§ What the task requires
Only a number is required: how many lines of the material contain the word "социальных"?
____________________
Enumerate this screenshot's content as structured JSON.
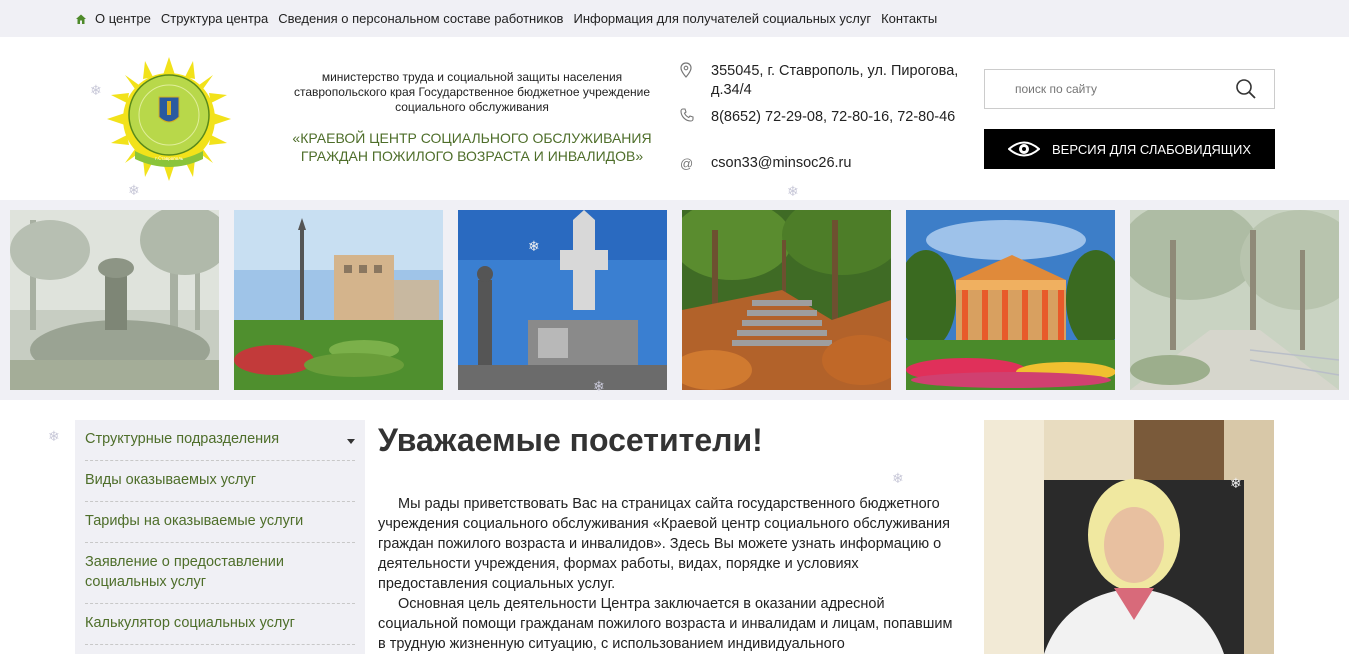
{
  "topnav": {
    "items": [
      "О центре",
      "Структура центра",
      "Сведения о персональном составе работников",
      "Информация для получателей социальных услуг",
      "Контакты"
    ]
  },
  "header": {
    "ministry_line1": "министерство труда и социальной защиты населения",
    "ministry_line2": "ставропольского края Государственное бюджетное учреждение",
    "ministry_line3": "социального обслуживания",
    "center_line1": "«КРАЕВОЙ ЦЕНТР СОЦИАЛЬНОГО ОБСЛУЖИВАНИЯ",
    "center_line2": "ГРАЖДАН ПОЖИЛОГО ВОЗРАСТА И ИНВАЛИДОВ»",
    "address": "355045, г. Ставрополь, ул. Пирогова, д.34/4",
    "phone": "8(8652) 72-29-08, 72-80-16, 72-80-46",
    "email": "cson33@minsoc26.ru",
    "email_symbol": "@"
  },
  "search": {
    "placeholder": "поиск по сайту"
  },
  "vision_button": {
    "label": "ВЕРСИЯ ДЛЯ СЛАБОВИДЯЩИХ"
  },
  "sidebar": {
    "items": [
      "Структурные подразделения",
      "Виды оказываемых услуг",
      "Тарифы на оказываемые услуги",
      "Заявление о предоставлении социальных услуг",
      "Калькулятор социальных услуг"
    ]
  },
  "main": {
    "title": "Уважаемые посетители!",
    "para1": "Мы рады приветствовать Вас на страницах сайта государственного бюджетного учреждения социального обслуживания «Краевой центр социального обслуживания граждан пожилого возраста и инвалидов». Здесь Вы можете узнать информацию о деятельности учреждения, формах работы, видах, порядке и условиях предоставления социальных услуг.",
    "para2": "Основная цель деятельности Центра заключается в оказании адресной социальной помощи гражданам пожилого возраста и инвалидам и лицам, попавшим в трудную жизненную ситуацию, с использованием индивидуального"
  },
  "colors": {
    "accent_green": "#4e6e2a",
    "nav_bg": "#f0f0f5",
    "button_bg": "#000000"
  },
  "icons": [
    "home-icon",
    "location-icon",
    "phone-icon",
    "search-icon",
    "eye-icon",
    "chevron-down-icon"
  ]
}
____________________
§ Exercise solution
4